Exercise aim:
Extract every entry word for word.

Stored data entries:
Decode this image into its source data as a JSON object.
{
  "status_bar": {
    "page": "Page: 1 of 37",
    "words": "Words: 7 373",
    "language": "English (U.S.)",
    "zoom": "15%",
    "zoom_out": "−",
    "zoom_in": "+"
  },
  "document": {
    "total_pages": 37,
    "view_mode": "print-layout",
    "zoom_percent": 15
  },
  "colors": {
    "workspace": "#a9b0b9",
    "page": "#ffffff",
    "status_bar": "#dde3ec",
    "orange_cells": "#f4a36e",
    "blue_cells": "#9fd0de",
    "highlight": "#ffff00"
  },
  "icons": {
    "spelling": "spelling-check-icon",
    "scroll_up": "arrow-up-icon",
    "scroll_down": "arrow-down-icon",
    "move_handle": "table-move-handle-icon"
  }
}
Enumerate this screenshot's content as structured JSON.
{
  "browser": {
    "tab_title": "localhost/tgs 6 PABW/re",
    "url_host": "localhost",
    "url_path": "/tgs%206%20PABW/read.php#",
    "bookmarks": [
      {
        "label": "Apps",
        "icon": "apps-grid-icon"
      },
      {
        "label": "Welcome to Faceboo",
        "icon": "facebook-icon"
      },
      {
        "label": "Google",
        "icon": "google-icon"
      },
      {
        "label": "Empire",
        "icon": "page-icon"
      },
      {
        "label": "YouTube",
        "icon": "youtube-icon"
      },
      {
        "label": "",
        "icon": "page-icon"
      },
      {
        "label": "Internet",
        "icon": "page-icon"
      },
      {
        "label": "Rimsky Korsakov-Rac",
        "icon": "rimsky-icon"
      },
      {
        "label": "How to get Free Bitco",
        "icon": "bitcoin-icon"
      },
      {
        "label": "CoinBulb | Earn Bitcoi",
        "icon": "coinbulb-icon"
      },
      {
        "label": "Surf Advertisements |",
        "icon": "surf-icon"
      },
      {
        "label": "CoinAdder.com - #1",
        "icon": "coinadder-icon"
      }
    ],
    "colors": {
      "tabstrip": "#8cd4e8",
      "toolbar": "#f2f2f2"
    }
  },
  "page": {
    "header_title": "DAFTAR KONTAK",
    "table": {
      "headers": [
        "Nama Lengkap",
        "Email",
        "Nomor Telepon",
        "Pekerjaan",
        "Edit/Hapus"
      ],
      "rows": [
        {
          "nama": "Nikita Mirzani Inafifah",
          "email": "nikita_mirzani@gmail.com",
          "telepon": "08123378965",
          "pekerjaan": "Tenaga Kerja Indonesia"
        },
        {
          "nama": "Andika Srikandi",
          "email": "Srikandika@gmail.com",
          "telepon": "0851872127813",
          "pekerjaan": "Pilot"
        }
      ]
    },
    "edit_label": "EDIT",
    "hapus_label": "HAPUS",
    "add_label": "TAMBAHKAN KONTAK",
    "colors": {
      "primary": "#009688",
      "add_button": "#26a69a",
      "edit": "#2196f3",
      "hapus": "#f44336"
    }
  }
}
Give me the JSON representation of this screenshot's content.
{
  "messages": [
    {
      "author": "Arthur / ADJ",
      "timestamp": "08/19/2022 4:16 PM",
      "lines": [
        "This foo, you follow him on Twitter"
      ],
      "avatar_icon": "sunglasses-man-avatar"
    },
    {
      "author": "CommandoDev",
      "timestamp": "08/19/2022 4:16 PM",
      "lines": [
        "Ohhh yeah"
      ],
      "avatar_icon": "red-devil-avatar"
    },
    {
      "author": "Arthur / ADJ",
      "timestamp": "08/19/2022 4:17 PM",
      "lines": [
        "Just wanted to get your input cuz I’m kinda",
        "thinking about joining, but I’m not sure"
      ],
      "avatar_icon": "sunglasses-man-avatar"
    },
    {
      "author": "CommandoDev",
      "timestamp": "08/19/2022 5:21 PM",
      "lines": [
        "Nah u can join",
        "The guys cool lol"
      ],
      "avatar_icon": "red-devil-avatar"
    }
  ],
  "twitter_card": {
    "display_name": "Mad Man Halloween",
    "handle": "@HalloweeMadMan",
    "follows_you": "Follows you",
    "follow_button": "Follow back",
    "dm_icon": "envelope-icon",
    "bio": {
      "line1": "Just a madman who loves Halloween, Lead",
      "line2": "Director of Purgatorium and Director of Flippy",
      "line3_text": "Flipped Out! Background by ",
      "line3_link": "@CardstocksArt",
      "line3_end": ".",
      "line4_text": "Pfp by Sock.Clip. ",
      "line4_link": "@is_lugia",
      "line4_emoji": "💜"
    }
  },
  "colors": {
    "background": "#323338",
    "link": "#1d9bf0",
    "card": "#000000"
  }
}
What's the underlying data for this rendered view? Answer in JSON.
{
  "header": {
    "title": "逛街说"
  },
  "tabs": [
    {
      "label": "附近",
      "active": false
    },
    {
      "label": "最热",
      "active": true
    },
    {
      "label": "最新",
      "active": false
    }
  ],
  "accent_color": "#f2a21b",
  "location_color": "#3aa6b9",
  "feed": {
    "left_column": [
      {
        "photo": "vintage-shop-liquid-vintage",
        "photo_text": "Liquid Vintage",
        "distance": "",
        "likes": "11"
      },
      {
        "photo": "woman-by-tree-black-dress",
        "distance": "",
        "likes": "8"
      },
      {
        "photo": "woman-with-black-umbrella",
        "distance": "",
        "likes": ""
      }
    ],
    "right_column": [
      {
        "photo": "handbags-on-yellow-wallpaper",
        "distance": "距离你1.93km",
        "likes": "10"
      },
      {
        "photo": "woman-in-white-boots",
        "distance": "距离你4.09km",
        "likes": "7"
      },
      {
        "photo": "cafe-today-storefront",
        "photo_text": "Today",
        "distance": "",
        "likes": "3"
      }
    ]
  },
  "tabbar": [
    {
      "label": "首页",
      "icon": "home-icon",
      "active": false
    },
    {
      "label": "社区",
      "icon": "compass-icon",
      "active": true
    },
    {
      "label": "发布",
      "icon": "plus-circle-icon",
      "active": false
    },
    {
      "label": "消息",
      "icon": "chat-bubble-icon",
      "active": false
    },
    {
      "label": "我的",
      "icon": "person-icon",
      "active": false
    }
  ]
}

Output:
Decode this image into its source data as a JSON object.
{
  "status_bar": {
    "page": "Page: 1 of 37",
    "words": "Words: 7 373",
    "language": "English (U.S.)",
    "zoom": "15%",
    "zoom_out": "−",
    "zoom_in": "+"
  },
  "document": {
    "total_pages": 37,
    "view_mode": "print-layout",
    "zoom_percent": 15
  },
  "colors": {
    "workspace": "#a9b0b9",
    "page": "#ffffff",
    "status_bar": "#dde3ec",
    "orange_cells": "#f4a36e",
    "blue_cells": "#9fd0de",
    "highlight": "#ffff00"
  },
  "icons": {
    "spelling": "spelling-check-icon",
    "scroll_up": "arrow-up-icon",
    "scroll_down": "arrow-down-icon",
    "move_handle": "table-move-handle-icon"
  }
}
Enumerate this screenshot's content as structured JSON.
{
  "browser": {
    "tab_title": "localhost/tgs 6 PABW/re",
    "url_host": "localhost",
    "url_path": "/tgs%206%20PABW/read.php#",
    "bookmarks": [
      {
        "label": "Apps",
        "icon": "apps-grid-icon"
      },
      {
        "label": "Welcome to Faceboo",
        "icon": "facebook-icon"
      },
      {
        "label": "Google",
        "icon": "google-icon"
      },
      {
        "label": "Empire",
        "icon": "page-icon"
      },
      {
        "label": "YouTube",
        "icon": "youtube-icon"
      },
      {
        "label": "",
        "icon": "page-icon"
      },
      {
        "label": "Internet",
        "icon": "page-icon"
      },
      {
        "label": "Rimsky Korsakov-Rac",
        "icon": "rimsky-icon"
      },
      {
        "label": "How to get Free Bitco",
        "icon": "bitcoin-icon"
      },
      {
        "label": "CoinBulb | Earn Bitcoi",
        "icon": "coinbulb-icon"
      },
      {
        "label": "Surf Advertisements |",
        "icon": "surf-icon"
      },
      {
        "label": "CoinAdder.com - #1",
        "icon": "coinadder-icon"
      }
    ],
    "colors": {
      "tabstrip": "#8cd4e8",
      "toolbar": "#f2f2f2"
    }
  },
  "page": {
    "header_title": "DAFTAR KONTAK",
    "table": {
      "headers": [
        "Nama Lengkap",
        "Email",
        "Nomor Telepon",
        "Pekerjaan",
        "Edit/Hapus"
      ],
      "rows": [
        {
          "nama": "Nikita Mirzani Inafifah",
          "email": "nikita_mirzani@gmail.com",
          "telepon": "08123378965",
          "pekerjaan": "Tenaga Kerja Indonesia"
        },
        {
          "nama": "Andika Srikandi",
          "email": "Srikandika@gmail.com",
          "telepon": "0851872127813",
          "pekerjaan": "Pilot"
        }
      ]
    },
    "edit_label": "EDIT",
    "hapus_label": "HAPUS",
    "add_label": "TAMBAHKAN KONTAK",
    "colors": {
      "primary": "#009688",
      "add_button": "#26a69a",
      "edit": "#2196f3",
      "hapus": "#f44336"
    }
  }
}
Give me the JSON representation of this screenshot's content.
{
  "messages": [
    {
      "author": "Arthur / ADJ",
      "timestamp": "08/19/2022 4:16 PM",
      "lines": [
        "This foo, you follow him on Twitter"
      ],
      "avatar_icon": "sunglasses-man-avatar"
    },
    {
      "author": "CommandoDev",
      "timestamp": "08/19/2022 4:16 PM",
      "lines": [
        "Ohhh yeah"
      ],
      "avatar_icon": "red-devil-avatar"
    },
    {
      "author": "Arthur / ADJ",
      "timestamp": "08/19/2022 4:17 PM",
      "lines": [
        "Just wanted to get your input cuz I’m kinda",
        "thinking about joining, but I’m not sure"
      ],
      "avatar_icon": "sunglasses-man-avatar"
    },
    {
      "author": "CommandoDev",
      "timestamp": "08/19/2022 5:21 PM",
      "lines": [
        "Nah u can join",
        "The guys cool lol"
      ],
      "avatar_icon": "red-devil-avatar"
    }
  ],
  "twitter_card": {
    "display_name": "Mad Man Halloween",
    "handle": "@HalloweeMadMan",
    "follows_you": "Follows you",
    "follow_button": "Follow back",
    "dm_icon": "envelope-icon",
    "bio": {
      "line1": "Just a madman who loves Halloween, Lead",
      "line2": "Director of Purgatorium and Director of Flippy",
      "line3_text": "Flipped Out! Background by ",
      "line3_link": "@CardstocksArt",
      "line3_end": ".",
      "line4_text": "Pfp by Sock.Clip. ",
      "line4_link": "@is_lugia",
      "line4_emoji": "💜"
    }
  },
  "colors": {
    "background": "#323338",
    "link": "#1d9bf0",
    "card": "#000000"
  }
}
What's the underlying data for this rendered view? Answer in JSON.
{
  "header": {
    "title": "逛街说"
  },
  "tabs": [
    {
      "label": "附近",
      "active": false
    },
    {
      "label": "最热",
      "active": true
    },
    {
      "label": "最新",
      "active": false
    }
  ],
  "accent_color": "#f2a21b",
  "location_color": "#3aa6b9",
  "feed": {
    "left_column": [
      {
        "photo": "vintage-shop-liquid-vintage",
        "photo_text": "Liquid Vintage",
        "distance": "",
        "likes": "11"
      },
      {
        "photo": "woman-by-tree-black-dress",
        "distance": "",
        "likes": "8"
      },
      {
        "photo": "woman-with-black-umbrella",
        "distance": "",
        "likes": ""
      }
    ],
    "right_column": [
      {
        "photo": "handbags-on-yellow-wallpaper",
        "distance": "距离你1.93km",
        "likes": "10"
      },
      {
        "photo": "woman-in-white-boots",
        "distance": "距离你4.09km",
        "likes": "7"
      },
      {
        "photo": "cafe-today-storefront",
        "photo_text": "Today",
        "distance": "",
        "likes": "3"
      }
    ]
  },
  "tabbar": [
    {
      "label": "首页",
      "icon": "home-icon",
      "active": false
    },
    {
      "label": "社区",
      "icon": "compass-icon",
      "active": true
    },
    {
      "label": "发布",
      "icon": "plus-circle-icon",
      "active": false
    },
    {
      "label": "消息",
      "icon": "chat-bubble-icon",
      "active": false
    },
    {
      "label": "我的",
      "icon": "person-icon",
      "active": false
    }
  ]
}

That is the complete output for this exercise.